-- EXERCISE DESCRIPTION --
Write out each line of the material again, word for word.

-- RECORDED DATA --

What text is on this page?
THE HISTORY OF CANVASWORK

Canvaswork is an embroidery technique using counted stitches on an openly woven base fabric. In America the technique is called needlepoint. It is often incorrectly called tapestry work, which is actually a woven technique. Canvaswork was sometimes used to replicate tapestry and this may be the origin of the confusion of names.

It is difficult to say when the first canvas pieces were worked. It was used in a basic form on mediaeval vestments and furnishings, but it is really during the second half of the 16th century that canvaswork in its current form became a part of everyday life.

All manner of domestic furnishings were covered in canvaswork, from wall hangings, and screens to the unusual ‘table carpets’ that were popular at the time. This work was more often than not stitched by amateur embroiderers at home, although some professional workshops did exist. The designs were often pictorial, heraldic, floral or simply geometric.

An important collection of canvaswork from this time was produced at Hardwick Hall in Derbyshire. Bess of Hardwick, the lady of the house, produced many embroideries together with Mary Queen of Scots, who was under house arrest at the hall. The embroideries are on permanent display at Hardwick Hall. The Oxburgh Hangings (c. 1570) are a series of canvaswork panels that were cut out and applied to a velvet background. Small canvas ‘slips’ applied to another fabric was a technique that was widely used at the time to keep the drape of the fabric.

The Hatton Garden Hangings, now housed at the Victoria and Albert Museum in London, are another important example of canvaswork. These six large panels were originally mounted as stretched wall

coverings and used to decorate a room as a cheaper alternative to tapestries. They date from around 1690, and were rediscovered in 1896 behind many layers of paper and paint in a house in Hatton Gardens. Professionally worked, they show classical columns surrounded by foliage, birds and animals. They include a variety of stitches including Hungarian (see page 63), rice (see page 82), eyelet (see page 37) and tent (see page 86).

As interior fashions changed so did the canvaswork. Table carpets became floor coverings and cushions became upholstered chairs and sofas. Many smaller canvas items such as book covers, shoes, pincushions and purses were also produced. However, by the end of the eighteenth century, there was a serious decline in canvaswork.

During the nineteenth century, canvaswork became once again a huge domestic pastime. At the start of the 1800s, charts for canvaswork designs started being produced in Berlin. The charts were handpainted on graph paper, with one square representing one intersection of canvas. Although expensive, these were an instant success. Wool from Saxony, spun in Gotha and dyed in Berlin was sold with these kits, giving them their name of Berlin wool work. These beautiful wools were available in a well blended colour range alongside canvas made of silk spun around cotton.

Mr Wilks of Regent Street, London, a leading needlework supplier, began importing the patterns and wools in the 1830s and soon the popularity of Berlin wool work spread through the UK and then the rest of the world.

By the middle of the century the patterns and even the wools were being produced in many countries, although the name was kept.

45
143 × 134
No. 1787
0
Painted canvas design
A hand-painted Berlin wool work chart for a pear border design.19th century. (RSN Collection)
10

-- SOLUTION FOR THIS PROBLEM --
What text is on this page?
THE HISTORY OF CANVASWORK

Canvaswork is an embroidery technique using counted stitches on an openly woven base fabric. In America the technique is called needlepoint. It is often incorrectly called tapestry work, which is actually a woven technique. Canvaswork was sometimes used to replicate tapestry and this may be the origin of the confusion of names.

It is difficult to say when the first canvas pieces were worked. It was used in a basic form on mediaeval vestments and furnishings, but it is really during the second half of the 16th century that canvaswork in its current form became a part of everyday life.

All manner of domestic furnishings were covered in canvaswork, from wall hangings, and screens to the unusual ‘table carpets’ that were popular at the time. This work was more often than not stitched by amateur embroiderers at home, although some professional workshops did exist. The designs were often pictorial, heraldic, floral or simply geometric.

An important collection of canvaswork from this time was produced at Hardwick Hall in Derbyshire. Bess of Hardwick, the lady of the house, produced many embroideries together with Mary Queen of Scots, who was under house arrest at the hall. The embroideries are on permanent display at Hardwick Hall. The Oxburgh Hangings (c. 1570) are a series of canvaswork panels that were cut out and applied to a velvet background. Small canvas ‘slips’ applied to another fabric was a technique that was widely used at the time to keep the drape of the fabric.

The Hatton Garden Hangings, now housed at the Victoria and Albert Museum in London, are another important example of canvaswork. These six large panels were originally mounted as stretched wall

coverings and used to decorate a room as a cheaper alternative to tapestries. They date from around 1690, and were rediscovered in 1896 behind many layers of paper and paint in a house in Hatton Gardens. Professionally worked, they show classical columns surrounded by foliage, birds and animals. They include a variety of stitches including Hungarian (see page 63), rice (see page 82), eyelet (see page 37) and tent (see page 86).

As interior fashions changed so did the canvaswork. Table carpets became floor coverings and cushions became upholstered chairs and sofas. Many smaller canvas items such as book covers, shoes, pincushions and purses were also produced. However, by the end of the eighteenth century, there was a serious decline in canvaswork.

During the nineteenth century, canvaswork became once again a huge domestic pastime. At the start of the 1800s, charts for canvaswork designs started being produced in Berlin. The charts were handpainted on graph paper, with one square representing one intersection of canvas. Although expensive, these were an instant success. Wool from Saxony, spun in Gotha and dyed in Berlin was sold with these kits, giving them their name of Berlin wool work. These beautiful wools were available in a well blended colour range alongside canvas made of silk spun around cotton.

Mr Wilks of Regent Street, London, a leading needlework supplier, began importing the patterns and wools in the 1830s and soon the popularity of Berlin wool work spread through the UK and then the rest of the world.

By the middle of the century the patterns and even the wools were being produced in many countries, although the name was kept.

45
143 × 134
No. 1787
0
Painted canvas design
A hand-painted Berlin wool work chart for a pear border design.19th century. (RSN Collection)
10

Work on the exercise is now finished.